> What is being asked
Print the whole listing exactly.
════════════════
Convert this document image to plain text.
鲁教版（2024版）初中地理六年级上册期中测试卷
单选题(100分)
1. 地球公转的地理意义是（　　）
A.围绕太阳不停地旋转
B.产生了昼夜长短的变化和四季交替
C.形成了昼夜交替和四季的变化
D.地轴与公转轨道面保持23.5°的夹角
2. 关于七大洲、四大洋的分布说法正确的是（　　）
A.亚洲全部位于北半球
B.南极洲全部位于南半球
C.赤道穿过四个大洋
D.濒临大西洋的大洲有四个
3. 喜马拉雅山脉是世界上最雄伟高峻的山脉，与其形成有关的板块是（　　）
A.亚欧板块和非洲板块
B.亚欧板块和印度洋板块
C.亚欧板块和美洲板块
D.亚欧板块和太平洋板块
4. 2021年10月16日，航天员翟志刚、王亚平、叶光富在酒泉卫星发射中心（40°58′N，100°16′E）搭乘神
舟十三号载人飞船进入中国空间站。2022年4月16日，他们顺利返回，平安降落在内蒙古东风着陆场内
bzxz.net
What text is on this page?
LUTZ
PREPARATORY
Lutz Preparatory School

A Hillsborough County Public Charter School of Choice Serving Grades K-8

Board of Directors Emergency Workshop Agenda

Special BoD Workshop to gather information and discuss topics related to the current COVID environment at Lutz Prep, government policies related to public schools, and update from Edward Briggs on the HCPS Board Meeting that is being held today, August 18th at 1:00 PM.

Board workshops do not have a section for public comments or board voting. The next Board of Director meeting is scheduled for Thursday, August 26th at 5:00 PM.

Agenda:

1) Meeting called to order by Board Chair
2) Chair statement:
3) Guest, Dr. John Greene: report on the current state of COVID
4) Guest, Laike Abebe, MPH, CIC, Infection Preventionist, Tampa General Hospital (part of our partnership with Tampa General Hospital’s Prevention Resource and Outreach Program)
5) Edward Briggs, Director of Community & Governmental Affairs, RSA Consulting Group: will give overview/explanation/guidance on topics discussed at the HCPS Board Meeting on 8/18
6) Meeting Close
════════════════
> Response below
Convert this document image to plain text.
鲁教版（2024版）初中地理六年级上册期中测试卷
单选题(100分)
1. 地球公转的地理意义是（　　）
A.围绕太阳不停地旋转
B.产生了昼夜长短的变化和四季交替
C.形成了昼夜交替和四季的变化
D.地轴与公转轨道面保持23.5°的夹角
2. 关于七大洲、四大洋的分布说法正确的是（　　）
A.亚洲全部位于北半球
B.南极洲全部位于南半球
C.赤道穿过四个大洋
D.濒临大西洋的大洲有四个
3. 喜马拉雅山脉是世界上最雄伟高峻的山脉，与其形成有关的板块是（　　）
A.亚欧板块和非洲板块
B.亚欧板块和印度洋板块
C.亚欧板块和美洲板块
D.亚欧板块和太平洋板块
4. 2021年10月16日，航天员翟志刚、王亚平、叶光富在酒泉卫星发射中心（40°58′N，100°16′E）搭乘神
舟十三号载人飞船进入中国空间站。2022年4月16日，他们顺利返回，平安降落在内蒙古东风着陆场内
bzxz.net
What text is on this page?
LUTZ
PREPARATORY
Lutz Preparatory School

A Hillsborough County Public Charter School of Choice Serving Grades K-8

Board of Directors Emergency Workshop Agenda

Special BoD Workshop to gather information and discuss topics related to the current COVID environment at Lutz Prep, government policies related to public schools, and update from Edward Briggs on the HCPS Board Meeting that is being held today, August 18th at 1:00 PM.

Board workshops do not have a section for public comments or board voting. The next Board of Director meeting is scheduled for Thursday, August 26th at 5:00 PM.

Agenda:

1) Meeting called to order by Board Chair
2) Chair statement:
3) Guest, Dr. John Greene: report on the current state of COVID
4) Guest, Laike Abebe, MPH, CIC, Infection Preventionist, Tampa General Hospital (part of our partnership with Tampa General Hospital’s Prevention Resource and Outreach Program)
5) Edward Briggs, Director of Community & Governmental Affairs, RSA Consulting Group: will give overview/explanation/guidance on topics discussed at the HCPS Board Meeting on 8/18
6) Meeting Close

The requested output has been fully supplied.